**Records provided:**
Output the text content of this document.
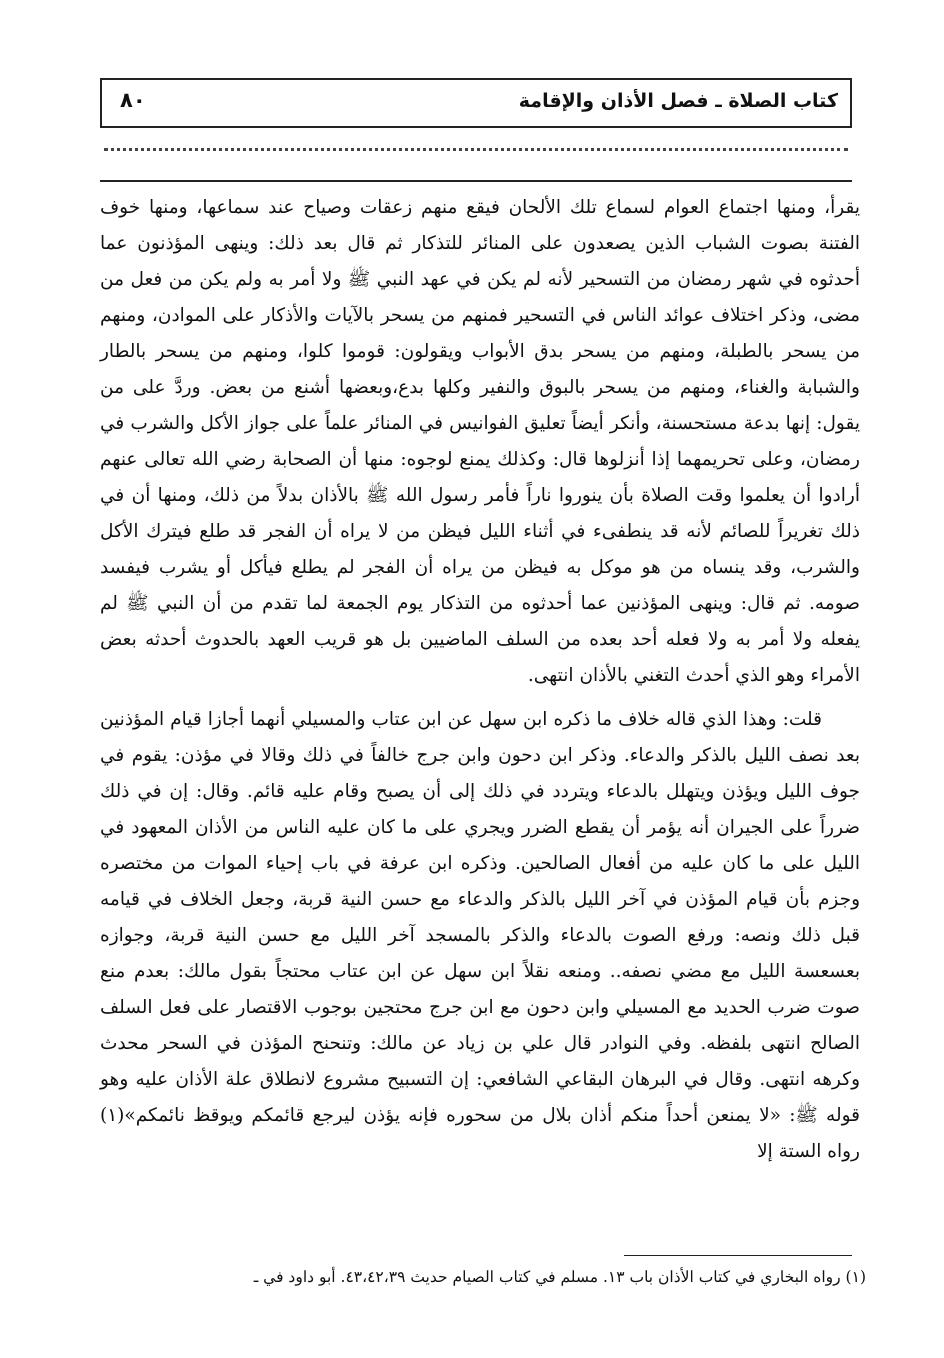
كتاب الصلاة ـ فصل الأذان والإقامة
٨٠

يقرأ، ومنها اجتماع العوام لسماع تلك الألحان فيقع منهم زعقات وصياح عند سماعها، ومنها خوف الفتنة بصوت الشباب الذين يصعدون على المنائر للتذكار ثم قال بعد ذلك: وينهى المؤذنون عما أحدثوه في شهر رمضان من التسحير لأنه لم يكن في عهد النبي ﷺ ولا أمر به ولم يكن من فعل من مضى، وذكر اختلاف عوائد الناس في التسحير فمنهم من يسحر بالآيات والأذكار على الموادن، ومنهم من يسحر بالطبلة، ومنهم من يسحر بدق الأبواب ويقولون: قوموا كلوا، ومنهم من يسحر بالطار والشبابة والغناء، ومنهم من يسحر بالبوق والنفير وكلها بدع،وبعضها أشنع من بعض. وردَّ على من يقول: إنها بدعة مستحسنة، وأنكر أيضاً تعليق الفوانيس في المنائر علماً على جواز الأكل والشرب في رمضان، وعلى تحريمهما إذا أنزلوها قال: وكذلك يمنع لوجوه: منها أن الصحابة رضي الله تعالى عنهم أرادوا أن يعلموا وقت الصلاة بأن ينوروا ناراً فأمر رسول الله ﷺ بالأذان بدلاً من ذلك، ومنها أن في ذلك تغريراً للصائم لأنه قد ينطفىء في أثناء الليل فيظن من لا يراه أن الفجر قد طلع فيترك الأكل والشرب، وقد ينساه من هو موكل به فيظن من يراه أن الفجر لم يطلع فيأكل أو يشرب فيفسد صومه. ثم قال: وينهى المؤذنين عما أحدثوه من التذكار يوم الجمعة لما تقدم من أن النبي ﷺ لم يفعله ولا أمر به ولا فعله أحد بعده من السلف الماضيين بل هو قريب العهد بالحدوث أحدثه بعض الأمراء وهو الذي أحدث التغني بالأذان انتهى.

قلت: وهذا الذي قاله خلاف ما ذكره ابن سهل عن ابن عتاب والمسيلي أنهما أجازا قيام المؤذنين بعد نصف الليل بالذكر والدعاء. وذكر ابن دحون وابن جرج خالفاً في ذلك وقالا في مؤذن: يقوم في جوف الليل ويؤذن ويتهلل بالدعاء ويتردد في ذلك إلى أن يصبح وقام عليه قائم. وقال: إن في ذلك ضرراً على الجيران أنه يؤمر أن يقطع الضرر ويجري على ما كان عليه الناس من الأذان المعهود في الليل على ما كان عليه من أفعال الصالحين. وذكره ابن عرفة في باب إحياء الموات من مختصره وجزم بأن قيام المؤذن في آخر الليل بالذكر والدعاء مع حسن النية قربة، وجعل الخلاف في قيامه قبل ذلك ونصه: ورفع الصوت بالدعاء والذكر بالمسجد آخر الليل مع حسن النية قربة، وجوازه بعسعسة الليل مع مضي نصفه.. ومنعه نقلاً ابن سهل عن ابن عتاب محتجاً بقول مالك: بعدم منع صوت ضرب الحديد مع المسيلي وابن دحون مع ابن جرج محتجين بوجوب الاقتصار على فعل السلف الصالح انتهى بلفظه. وفي النوادر قال علي بن زياد عن مالك: وتنحنح المؤذن في السحر محدث وكرهه انتهى. وقال في البرهان البقاعي الشافعي: إن التسبيح مشروع لانطلاق علة الأذان عليه وهو قوله ﷺ: «لا يمنعن أحداً منكم أذان بلال من سحوره فإنه يؤذن ليرجع قائمكم ويوقظ نائمكم»(١) رواه الستة إلا

(١) رواه البخاري في كتاب الأذان باب ١٣. مسلم في كتاب الصيام حديث ٤٣،٤٢،٣٩. أبو داود في ـ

**To be done:** Gather from the data above every line with the string "رواه".

**Complete answer:**
قلت: وهذا الذي قاله خلاف ما ذكره ابن سهل عن ابن عتاب والمسيلي أنهما أجازا قيام المؤذنين بعد نصف الليل بالذكر والدعاء. وذكر ابن دحون وابن جرج خالفاً في ذلك وقالا في مؤذن: يقوم في جوف الليل ويؤذن ويتهلل بالدعاء ويتردد في ذلك إلى أن يصبح وقام عليه قائم. وقال: إن في ذلك ضرراً على الجيران أنه يؤمر أن يقطع الضرر ويجري على ما كان عليه الناس من الأذان المعهود في الليل على ما كان عليه من أفعال الصالحين. وذكره ابن عرفة في باب إحياء الموات من مختصره وجزم بأن قيام المؤذن في آخر الليل بالذكر والدعاء مع حسن النية قربة، وجعل الخلاف في قيامه قبل ذلك ونصه: ورفع الصوت بالدعاء والذكر بالمسجد آخر الليل مع حسن النية قربة، وجوازه بعسعسة الليل مع مضي نصفه.. ومنعه نقلاً ابن سهل عن ابن عتاب محتجاً بقول مالك: بعدم منع صوت ضرب الحديد مع المسيلي وابن دحون مع ابن جرج محتجين بوجوب الاقتصار على فعل السلف الصالح انتهى بلفظه. وفي النوادر قال علي بن زياد عن مالك: وتنحنح المؤذن في السحر محدث وكرهه انتهى. وقال في البرهان البقاعي الشافعي: إن التسبيح مشروع لانطلاق علة الأذان عليه وهو قوله ﷺ: «لا يمنعن أحداً منكم أذان بلال من سحوره فإنه يؤذن ليرجع قائمكم ويوقظ نائمكم»(١) رواه الستة إلا
(١) رواه البخاري في كتاب الأذان باب ١٣. مسلم في كتاب الصيام حديث ٤٣،٤٢،٣٩. أبو داود في ـ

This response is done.